● REQUIREMENTS
Transcribe the records below exactly, leaving out any pictures.

****

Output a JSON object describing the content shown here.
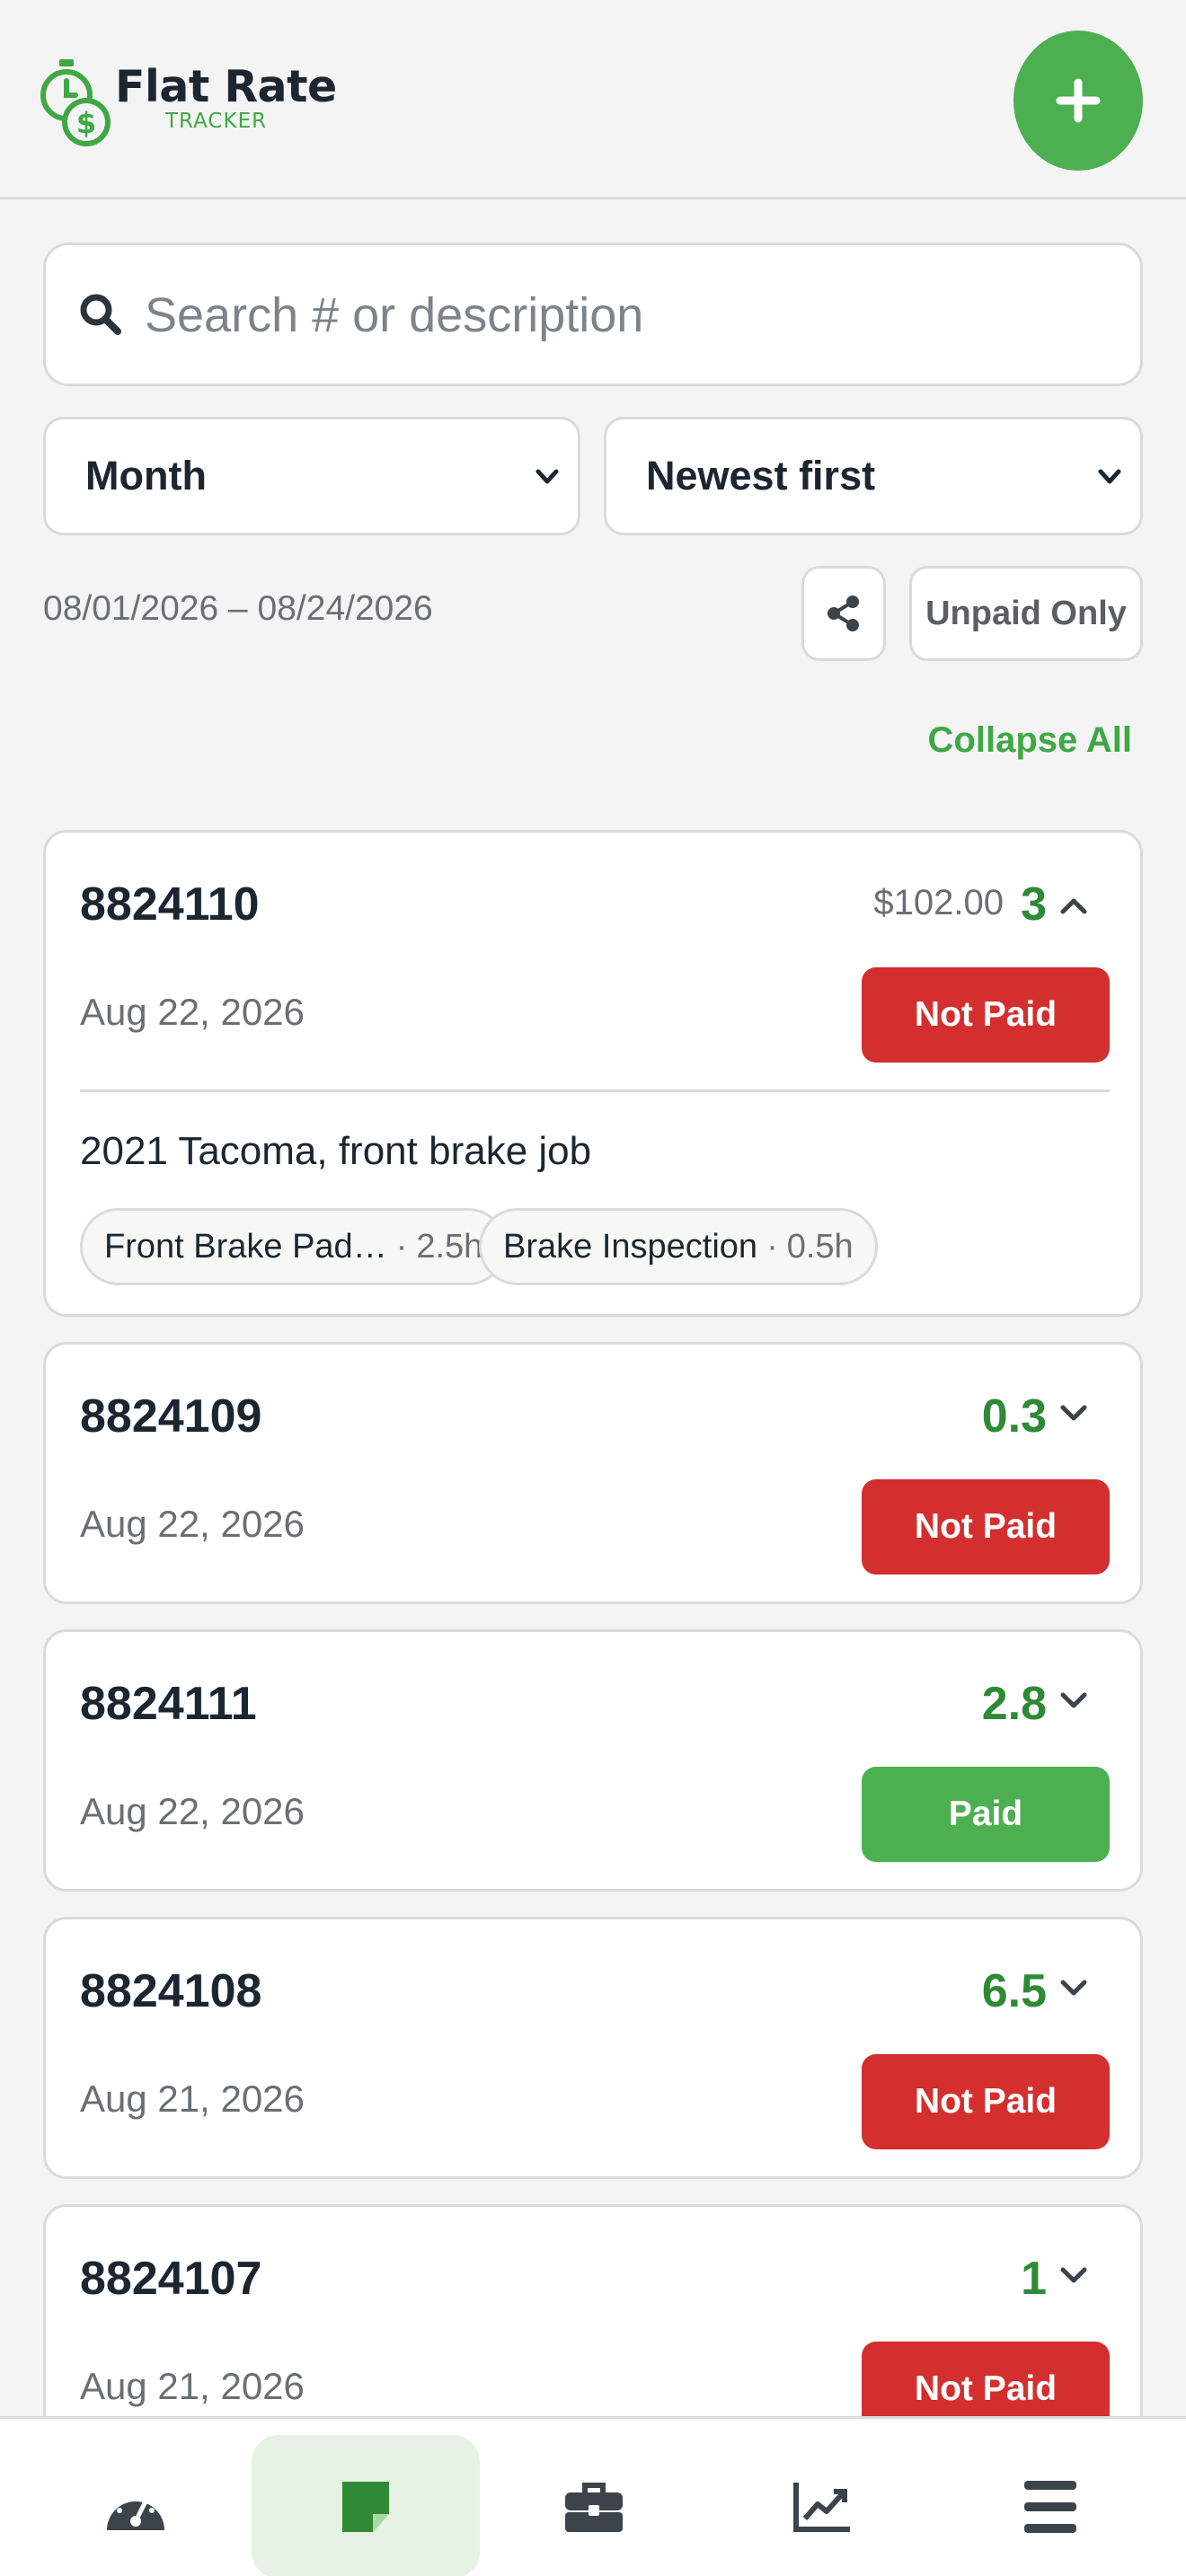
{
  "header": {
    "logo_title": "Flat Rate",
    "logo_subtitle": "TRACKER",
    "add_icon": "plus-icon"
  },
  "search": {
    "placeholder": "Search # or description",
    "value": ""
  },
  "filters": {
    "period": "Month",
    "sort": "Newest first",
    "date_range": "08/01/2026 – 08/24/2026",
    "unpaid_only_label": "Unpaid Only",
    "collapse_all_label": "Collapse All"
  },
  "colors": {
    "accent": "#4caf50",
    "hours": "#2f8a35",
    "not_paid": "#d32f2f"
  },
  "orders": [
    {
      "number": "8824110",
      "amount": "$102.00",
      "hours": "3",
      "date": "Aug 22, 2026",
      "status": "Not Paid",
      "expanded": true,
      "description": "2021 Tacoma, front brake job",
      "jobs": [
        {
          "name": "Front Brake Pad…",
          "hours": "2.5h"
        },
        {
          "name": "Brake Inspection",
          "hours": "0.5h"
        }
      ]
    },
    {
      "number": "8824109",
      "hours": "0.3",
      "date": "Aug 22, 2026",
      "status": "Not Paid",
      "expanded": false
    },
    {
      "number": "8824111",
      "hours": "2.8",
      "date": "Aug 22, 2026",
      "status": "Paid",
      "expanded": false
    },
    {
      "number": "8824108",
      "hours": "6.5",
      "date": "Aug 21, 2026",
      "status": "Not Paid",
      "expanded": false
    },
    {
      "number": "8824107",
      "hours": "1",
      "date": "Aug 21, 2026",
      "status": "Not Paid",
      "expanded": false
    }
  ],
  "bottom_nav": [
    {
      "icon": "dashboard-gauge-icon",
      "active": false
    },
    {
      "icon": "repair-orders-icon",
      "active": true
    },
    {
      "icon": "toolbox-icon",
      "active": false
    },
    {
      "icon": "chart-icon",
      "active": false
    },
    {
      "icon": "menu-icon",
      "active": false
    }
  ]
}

****

● RIGHT ANSWER
Output a JSON object describing the content shown here.
{
  "header": {
    "logo_title": "Flat Rate",
    "logo_subtitle": "TRACKER",
    "add_icon": "plus-icon"
  },
  "search": {
    "placeholder": "Search # or description",
    "value": ""
  },
  "filters": {
    "period": "Month",
    "sort": "Newest first",
    "date_range": "08/01/2026 – 08/24/2026",
    "unpaid_only_label": "Unpaid Only",
    "collapse_all_label": "Collapse All"
  },
  "colors": {
    "accent": "#4caf50",
    "hours": "#2f8a35",
    "not_paid": "#d32f2f"
  },
  "orders": [
    {
      "number": "8824110",
      "amount": "$102.00",
      "hours": "3",
      "date": "Aug 22, 2026",
      "status": "Not Paid",
      "expanded": true,
      "description": "2021 Tacoma, front brake job",
      "jobs": [
        {
          "name": "Front Brake Pad…",
          "hours": "2.5h"
        },
        {
          "name": "Brake Inspection",
          "hours": "0.5h"
        }
      ]
    },
    {
      "number": "8824109",
      "hours": "0.3",
      "date": "Aug 22, 2026",
      "status": "Not Paid",
      "expanded": false
    },
    {
      "number": "8824111",
      "hours": "2.8",
      "date": "Aug 22, 2026",
      "status": "Paid",
      "expanded": false
    },
    {
      "number": "8824108",
      "hours": "6.5",
      "date": "Aug 21, 2026",
      "status": "Not Paid",
      "expanded": false
    },
    {
      "number": "8824107",
      "hours": "1",
      "date": "Aug 21, 2026",
      "status": "Not Paid",
      "expanded": false
    }
  ],
  "bottom_nav": [
    {
      "icon": "dashboard-gauge-icon",
      "active": false
    },
    {
      "icon": "repair-orders-icon",
      "active": true
    },
    {
      "icon": "toolbox-icon",
      "active": false
    },
    {
      "icon": "chart-icon",
      "active": false
    },
    {
      "icon": "menu-icon",
      "active": false
    }
  ]
}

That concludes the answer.